### DATA SHOWN
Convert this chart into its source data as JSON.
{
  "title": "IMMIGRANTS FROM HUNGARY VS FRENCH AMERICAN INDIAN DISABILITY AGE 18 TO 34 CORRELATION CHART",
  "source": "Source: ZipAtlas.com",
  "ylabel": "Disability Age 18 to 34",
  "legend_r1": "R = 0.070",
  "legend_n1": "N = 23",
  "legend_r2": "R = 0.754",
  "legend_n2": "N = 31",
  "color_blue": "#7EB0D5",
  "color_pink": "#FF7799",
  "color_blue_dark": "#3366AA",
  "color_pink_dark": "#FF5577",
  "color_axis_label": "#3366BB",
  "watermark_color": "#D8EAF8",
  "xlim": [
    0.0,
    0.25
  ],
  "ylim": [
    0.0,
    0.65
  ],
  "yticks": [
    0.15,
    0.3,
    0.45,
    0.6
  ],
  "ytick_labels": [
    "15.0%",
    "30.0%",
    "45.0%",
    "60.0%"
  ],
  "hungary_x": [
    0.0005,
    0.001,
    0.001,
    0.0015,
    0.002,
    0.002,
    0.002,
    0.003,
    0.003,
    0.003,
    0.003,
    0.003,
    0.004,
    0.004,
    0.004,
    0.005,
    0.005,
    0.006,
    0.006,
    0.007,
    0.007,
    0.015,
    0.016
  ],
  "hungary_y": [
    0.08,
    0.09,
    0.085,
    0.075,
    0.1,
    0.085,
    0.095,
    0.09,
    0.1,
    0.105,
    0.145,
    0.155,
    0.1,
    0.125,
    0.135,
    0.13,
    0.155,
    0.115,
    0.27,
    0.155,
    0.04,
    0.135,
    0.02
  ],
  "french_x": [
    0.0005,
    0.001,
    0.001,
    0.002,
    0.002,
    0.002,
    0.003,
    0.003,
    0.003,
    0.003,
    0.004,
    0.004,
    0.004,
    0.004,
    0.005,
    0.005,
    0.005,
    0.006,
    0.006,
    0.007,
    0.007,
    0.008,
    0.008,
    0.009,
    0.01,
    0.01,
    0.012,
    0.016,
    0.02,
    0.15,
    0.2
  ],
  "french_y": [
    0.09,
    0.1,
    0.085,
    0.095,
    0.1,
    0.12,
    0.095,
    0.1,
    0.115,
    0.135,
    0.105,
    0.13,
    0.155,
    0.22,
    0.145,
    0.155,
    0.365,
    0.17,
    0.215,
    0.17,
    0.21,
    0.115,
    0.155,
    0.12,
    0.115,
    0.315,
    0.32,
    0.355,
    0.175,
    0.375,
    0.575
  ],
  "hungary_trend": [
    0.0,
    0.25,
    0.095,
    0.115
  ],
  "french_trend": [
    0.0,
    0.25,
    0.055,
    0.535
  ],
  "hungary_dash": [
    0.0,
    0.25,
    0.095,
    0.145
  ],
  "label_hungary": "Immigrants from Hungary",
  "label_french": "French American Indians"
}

--

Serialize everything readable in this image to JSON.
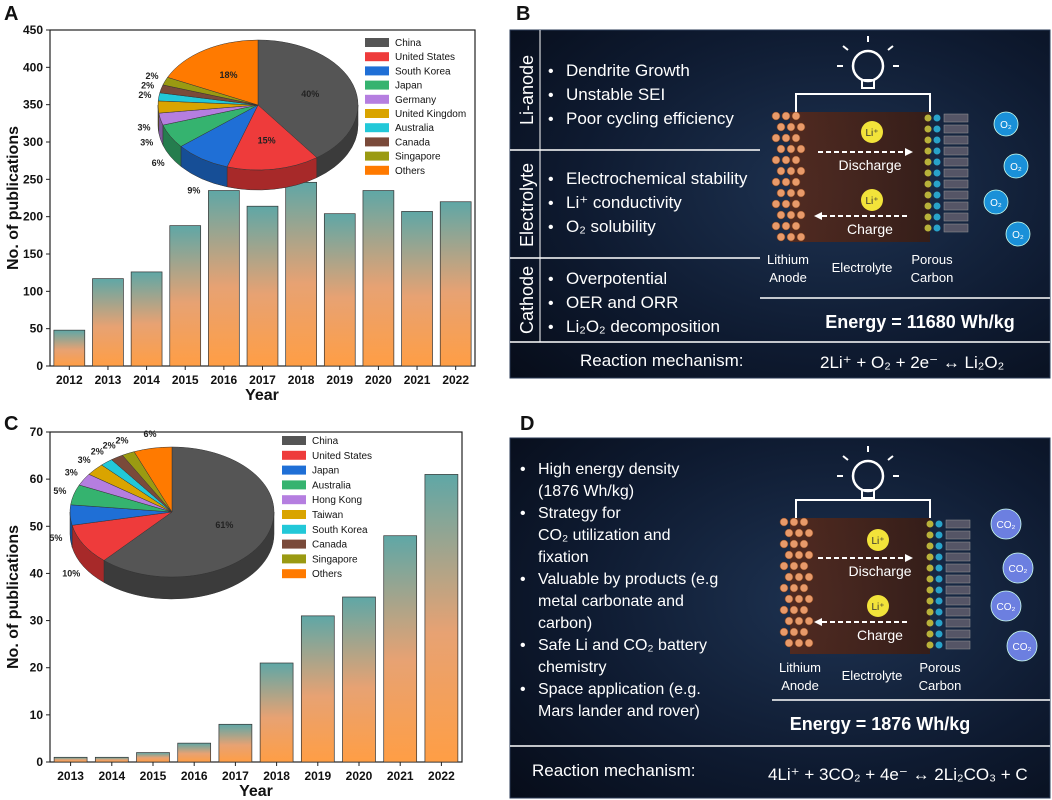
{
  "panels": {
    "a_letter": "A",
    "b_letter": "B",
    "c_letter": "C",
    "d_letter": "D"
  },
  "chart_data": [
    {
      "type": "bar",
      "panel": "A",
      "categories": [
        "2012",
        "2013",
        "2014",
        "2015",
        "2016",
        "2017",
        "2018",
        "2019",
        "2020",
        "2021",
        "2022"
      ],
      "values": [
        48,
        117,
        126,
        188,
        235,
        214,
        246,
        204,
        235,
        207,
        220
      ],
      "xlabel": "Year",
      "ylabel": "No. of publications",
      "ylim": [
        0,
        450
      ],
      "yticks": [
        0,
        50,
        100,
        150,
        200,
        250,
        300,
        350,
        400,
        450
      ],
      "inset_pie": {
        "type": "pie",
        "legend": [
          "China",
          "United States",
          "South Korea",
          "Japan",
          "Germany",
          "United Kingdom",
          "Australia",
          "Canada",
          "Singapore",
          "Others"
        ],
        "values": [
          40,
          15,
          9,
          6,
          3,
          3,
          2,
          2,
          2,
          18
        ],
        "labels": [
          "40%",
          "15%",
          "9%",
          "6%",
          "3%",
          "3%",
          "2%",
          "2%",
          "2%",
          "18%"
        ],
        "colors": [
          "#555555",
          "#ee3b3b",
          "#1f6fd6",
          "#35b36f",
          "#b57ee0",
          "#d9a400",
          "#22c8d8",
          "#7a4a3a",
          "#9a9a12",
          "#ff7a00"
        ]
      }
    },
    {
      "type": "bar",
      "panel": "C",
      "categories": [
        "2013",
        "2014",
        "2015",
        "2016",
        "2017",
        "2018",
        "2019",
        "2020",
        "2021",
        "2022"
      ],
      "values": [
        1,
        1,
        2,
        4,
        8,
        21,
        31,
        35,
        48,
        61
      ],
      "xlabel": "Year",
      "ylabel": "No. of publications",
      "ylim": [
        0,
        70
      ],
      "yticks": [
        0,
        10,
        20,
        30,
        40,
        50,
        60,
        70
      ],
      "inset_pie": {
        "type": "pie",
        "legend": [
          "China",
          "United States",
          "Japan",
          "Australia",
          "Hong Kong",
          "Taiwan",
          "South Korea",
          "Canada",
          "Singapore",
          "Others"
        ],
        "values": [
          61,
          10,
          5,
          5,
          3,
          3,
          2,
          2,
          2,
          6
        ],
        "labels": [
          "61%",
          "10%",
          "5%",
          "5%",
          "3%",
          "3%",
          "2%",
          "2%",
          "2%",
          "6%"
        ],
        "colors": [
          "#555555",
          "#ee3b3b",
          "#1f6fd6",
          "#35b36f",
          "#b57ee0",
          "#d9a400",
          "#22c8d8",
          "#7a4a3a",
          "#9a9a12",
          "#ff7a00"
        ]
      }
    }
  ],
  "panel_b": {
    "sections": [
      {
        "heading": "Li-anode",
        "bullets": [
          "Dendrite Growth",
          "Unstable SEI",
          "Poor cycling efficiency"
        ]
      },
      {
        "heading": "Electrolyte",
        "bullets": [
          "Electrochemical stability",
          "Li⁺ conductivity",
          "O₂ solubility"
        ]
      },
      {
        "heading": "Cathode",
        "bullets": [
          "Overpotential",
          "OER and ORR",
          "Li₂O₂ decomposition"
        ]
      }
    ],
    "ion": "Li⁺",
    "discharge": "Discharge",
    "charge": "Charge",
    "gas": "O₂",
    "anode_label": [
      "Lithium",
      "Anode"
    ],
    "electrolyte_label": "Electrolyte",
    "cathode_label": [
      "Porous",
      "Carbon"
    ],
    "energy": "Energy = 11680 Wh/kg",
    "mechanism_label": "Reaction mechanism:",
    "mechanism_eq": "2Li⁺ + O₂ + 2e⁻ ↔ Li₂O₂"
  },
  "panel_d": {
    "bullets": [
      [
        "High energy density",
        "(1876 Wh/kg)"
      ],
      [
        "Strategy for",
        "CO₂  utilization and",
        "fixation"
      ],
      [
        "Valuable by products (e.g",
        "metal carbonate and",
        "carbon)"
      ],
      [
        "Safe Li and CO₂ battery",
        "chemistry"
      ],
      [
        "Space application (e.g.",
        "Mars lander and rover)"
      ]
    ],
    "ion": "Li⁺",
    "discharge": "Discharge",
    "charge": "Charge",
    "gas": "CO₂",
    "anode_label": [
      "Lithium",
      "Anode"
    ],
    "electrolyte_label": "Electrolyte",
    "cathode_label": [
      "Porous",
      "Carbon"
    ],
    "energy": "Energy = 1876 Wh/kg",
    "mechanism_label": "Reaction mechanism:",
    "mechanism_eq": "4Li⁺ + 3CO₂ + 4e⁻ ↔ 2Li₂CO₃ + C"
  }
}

### REQUIRED TASK
Give the count of lines in the data above that hold the string "this", with no additional words.

### REPLY
2